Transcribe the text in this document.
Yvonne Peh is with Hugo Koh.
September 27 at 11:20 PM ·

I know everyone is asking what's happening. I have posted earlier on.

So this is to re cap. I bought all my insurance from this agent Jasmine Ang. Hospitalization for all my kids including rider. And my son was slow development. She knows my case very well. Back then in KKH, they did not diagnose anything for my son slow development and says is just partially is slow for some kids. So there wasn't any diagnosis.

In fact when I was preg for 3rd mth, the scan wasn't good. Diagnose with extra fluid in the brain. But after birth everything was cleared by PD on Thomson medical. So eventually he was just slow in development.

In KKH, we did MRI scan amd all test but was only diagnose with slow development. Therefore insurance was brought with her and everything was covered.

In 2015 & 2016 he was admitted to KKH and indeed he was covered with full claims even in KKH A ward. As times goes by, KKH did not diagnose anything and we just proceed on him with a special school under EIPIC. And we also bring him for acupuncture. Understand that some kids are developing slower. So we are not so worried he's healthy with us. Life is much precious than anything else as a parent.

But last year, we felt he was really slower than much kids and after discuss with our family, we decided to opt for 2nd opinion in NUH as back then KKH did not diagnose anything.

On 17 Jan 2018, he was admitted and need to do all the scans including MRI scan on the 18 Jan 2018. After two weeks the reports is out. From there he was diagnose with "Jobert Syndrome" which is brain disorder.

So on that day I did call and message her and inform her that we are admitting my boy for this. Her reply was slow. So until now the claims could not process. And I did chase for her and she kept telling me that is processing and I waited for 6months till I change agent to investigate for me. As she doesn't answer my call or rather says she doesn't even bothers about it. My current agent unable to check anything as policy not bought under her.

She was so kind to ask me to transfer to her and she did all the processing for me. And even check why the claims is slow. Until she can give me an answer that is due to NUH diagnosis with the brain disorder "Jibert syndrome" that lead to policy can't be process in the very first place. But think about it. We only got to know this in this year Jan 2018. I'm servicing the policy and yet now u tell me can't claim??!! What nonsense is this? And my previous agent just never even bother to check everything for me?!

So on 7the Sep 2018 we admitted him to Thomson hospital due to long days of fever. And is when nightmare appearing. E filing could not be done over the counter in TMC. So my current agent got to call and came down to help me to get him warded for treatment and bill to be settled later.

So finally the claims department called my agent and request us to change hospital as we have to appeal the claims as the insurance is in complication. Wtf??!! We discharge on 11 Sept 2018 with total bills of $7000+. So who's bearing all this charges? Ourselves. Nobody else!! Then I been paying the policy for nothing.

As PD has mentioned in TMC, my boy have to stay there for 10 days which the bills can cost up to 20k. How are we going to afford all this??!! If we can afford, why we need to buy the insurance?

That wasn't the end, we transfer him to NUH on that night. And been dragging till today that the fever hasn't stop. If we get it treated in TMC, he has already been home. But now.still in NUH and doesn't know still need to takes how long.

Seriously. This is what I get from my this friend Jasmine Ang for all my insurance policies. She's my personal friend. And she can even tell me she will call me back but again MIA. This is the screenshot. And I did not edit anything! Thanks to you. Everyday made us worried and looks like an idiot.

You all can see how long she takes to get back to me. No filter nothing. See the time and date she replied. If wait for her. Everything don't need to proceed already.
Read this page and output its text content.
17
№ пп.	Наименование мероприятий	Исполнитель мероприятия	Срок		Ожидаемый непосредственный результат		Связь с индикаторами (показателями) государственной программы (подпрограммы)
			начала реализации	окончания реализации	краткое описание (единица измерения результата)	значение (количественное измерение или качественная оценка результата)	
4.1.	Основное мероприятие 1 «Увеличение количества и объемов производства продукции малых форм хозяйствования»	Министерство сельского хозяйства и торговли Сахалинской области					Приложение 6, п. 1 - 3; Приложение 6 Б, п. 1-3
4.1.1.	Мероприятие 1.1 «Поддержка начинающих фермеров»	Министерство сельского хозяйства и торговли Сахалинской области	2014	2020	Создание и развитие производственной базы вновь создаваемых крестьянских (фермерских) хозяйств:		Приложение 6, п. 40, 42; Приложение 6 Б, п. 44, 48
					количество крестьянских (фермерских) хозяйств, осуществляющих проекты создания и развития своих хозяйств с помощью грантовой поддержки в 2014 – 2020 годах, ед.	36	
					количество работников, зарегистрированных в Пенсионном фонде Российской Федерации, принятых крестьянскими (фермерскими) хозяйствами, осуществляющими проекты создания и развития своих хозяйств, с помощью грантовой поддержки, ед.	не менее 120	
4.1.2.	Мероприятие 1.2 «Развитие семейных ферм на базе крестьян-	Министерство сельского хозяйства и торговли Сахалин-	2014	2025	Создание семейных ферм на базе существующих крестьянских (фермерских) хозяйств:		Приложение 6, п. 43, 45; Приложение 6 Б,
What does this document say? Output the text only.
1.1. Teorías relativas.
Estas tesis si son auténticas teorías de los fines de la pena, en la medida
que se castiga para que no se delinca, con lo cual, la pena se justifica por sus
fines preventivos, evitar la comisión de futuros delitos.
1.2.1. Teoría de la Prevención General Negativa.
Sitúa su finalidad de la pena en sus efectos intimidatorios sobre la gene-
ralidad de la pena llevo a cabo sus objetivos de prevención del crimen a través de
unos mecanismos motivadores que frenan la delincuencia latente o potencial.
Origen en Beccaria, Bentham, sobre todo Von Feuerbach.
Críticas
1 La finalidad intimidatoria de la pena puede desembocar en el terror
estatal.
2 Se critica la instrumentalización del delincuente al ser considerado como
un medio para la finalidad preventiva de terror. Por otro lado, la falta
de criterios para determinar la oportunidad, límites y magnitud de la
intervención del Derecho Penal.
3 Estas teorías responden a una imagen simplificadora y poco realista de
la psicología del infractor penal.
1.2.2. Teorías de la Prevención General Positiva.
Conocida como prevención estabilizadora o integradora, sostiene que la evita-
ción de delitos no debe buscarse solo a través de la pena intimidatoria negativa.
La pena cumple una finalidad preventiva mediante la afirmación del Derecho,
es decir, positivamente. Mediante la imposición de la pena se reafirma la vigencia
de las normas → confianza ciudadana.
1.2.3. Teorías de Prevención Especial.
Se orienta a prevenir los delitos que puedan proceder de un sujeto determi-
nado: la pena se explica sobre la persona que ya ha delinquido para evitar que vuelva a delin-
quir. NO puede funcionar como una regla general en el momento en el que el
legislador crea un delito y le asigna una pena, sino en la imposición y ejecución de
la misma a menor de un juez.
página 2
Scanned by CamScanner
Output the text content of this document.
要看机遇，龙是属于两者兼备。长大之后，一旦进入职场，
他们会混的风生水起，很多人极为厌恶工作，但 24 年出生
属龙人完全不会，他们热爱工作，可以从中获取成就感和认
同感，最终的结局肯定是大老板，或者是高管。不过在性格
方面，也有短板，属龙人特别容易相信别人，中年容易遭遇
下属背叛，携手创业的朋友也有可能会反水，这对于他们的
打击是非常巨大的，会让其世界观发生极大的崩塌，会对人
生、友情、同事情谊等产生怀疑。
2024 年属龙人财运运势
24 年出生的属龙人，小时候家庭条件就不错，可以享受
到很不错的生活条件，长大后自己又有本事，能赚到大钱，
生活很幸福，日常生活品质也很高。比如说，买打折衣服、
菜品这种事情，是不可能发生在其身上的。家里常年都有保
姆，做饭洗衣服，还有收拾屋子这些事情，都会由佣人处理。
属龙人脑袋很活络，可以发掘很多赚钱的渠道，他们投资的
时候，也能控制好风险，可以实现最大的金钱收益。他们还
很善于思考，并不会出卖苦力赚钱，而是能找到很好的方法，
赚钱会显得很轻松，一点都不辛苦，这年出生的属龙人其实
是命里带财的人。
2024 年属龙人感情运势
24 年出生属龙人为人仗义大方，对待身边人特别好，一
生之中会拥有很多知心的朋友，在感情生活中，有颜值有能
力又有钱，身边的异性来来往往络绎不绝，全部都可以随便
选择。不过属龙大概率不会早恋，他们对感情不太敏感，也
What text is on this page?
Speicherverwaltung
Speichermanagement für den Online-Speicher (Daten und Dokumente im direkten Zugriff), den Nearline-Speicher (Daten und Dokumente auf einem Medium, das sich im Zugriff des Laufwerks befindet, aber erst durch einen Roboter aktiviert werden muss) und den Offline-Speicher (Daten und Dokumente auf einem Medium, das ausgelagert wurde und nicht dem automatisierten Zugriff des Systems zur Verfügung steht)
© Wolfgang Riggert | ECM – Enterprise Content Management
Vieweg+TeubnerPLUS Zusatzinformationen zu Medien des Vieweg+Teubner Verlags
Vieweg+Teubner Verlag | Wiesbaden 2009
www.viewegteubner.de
------------------------
## Exercise goal
Which lines contain the word "says"? Return each of them.

## Completed exercise
So this is to re cap. I bought all my insurance from this agent Jasmine Ang. Hospitalization for all my kids including rider. And my son was slow development. She knows my case very well. Back then in KKH, they did not diagnose anything for my son slow development and says is just partially is slow for some kids. So there wasn't any diagnosis.
So on that day I did call and message her and inform her that we are admitting my boy for this. Her reply was slow. So until now the claims could not process. And I did chase for her and she kept telling me that is processing and I waited for 6months till I change agent to investigate for me. As she doesn't answer my call or rather says she doesn't even bothers about it. My current agent unable to check anything as policy not bought under her.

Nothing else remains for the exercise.